● WRITTEN TASK: Count the lines in the records below that contain the string "title". Reply with the number alone.

--- Start DATA LISTING ---

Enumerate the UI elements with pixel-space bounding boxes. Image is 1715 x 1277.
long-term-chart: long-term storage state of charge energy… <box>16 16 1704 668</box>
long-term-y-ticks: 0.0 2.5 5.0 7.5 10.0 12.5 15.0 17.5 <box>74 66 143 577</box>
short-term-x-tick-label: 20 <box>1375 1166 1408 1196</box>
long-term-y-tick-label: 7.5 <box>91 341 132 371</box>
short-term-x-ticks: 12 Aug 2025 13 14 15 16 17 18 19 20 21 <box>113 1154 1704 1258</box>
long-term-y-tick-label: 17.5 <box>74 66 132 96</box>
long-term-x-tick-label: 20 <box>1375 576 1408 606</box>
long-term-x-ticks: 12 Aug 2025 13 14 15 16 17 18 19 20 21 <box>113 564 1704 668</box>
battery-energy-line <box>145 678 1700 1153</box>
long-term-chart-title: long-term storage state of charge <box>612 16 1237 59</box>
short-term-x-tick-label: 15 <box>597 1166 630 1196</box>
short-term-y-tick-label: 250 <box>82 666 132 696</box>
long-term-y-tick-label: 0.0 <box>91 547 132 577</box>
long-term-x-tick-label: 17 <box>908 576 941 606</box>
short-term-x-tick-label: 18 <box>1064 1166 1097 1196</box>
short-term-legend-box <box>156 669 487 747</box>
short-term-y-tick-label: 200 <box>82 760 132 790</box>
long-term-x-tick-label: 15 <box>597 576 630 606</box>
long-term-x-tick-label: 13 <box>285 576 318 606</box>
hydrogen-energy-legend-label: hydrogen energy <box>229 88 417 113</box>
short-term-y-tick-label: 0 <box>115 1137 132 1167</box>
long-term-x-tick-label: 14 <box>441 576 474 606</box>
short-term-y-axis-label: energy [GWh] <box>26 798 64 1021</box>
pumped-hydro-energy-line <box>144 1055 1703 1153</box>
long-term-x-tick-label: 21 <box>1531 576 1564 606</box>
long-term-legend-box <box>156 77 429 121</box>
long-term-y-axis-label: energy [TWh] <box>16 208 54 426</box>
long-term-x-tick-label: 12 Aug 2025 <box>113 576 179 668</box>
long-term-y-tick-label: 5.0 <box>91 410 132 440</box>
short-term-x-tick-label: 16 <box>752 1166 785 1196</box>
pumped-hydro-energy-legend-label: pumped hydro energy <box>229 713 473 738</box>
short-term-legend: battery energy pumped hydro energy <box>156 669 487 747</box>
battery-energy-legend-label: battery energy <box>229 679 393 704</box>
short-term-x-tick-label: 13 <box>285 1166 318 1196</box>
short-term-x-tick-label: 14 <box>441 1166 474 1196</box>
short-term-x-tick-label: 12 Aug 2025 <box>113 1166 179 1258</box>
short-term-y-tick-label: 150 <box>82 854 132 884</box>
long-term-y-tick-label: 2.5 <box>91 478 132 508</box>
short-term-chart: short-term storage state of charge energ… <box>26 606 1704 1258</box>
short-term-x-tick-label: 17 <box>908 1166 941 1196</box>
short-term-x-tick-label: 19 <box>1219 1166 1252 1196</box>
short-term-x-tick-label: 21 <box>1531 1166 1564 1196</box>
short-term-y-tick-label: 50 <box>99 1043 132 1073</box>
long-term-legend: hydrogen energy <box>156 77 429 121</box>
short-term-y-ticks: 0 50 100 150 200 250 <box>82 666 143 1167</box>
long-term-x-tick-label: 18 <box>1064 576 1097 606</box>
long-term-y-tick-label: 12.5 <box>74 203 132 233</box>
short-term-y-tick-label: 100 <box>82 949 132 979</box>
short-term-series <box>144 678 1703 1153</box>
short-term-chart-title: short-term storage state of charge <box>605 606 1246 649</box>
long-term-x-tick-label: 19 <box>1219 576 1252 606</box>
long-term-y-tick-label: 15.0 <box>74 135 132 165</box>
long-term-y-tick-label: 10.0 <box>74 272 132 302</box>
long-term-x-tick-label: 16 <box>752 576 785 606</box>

--- End DATA LISTING ---

● EXERCISE RESULT: 2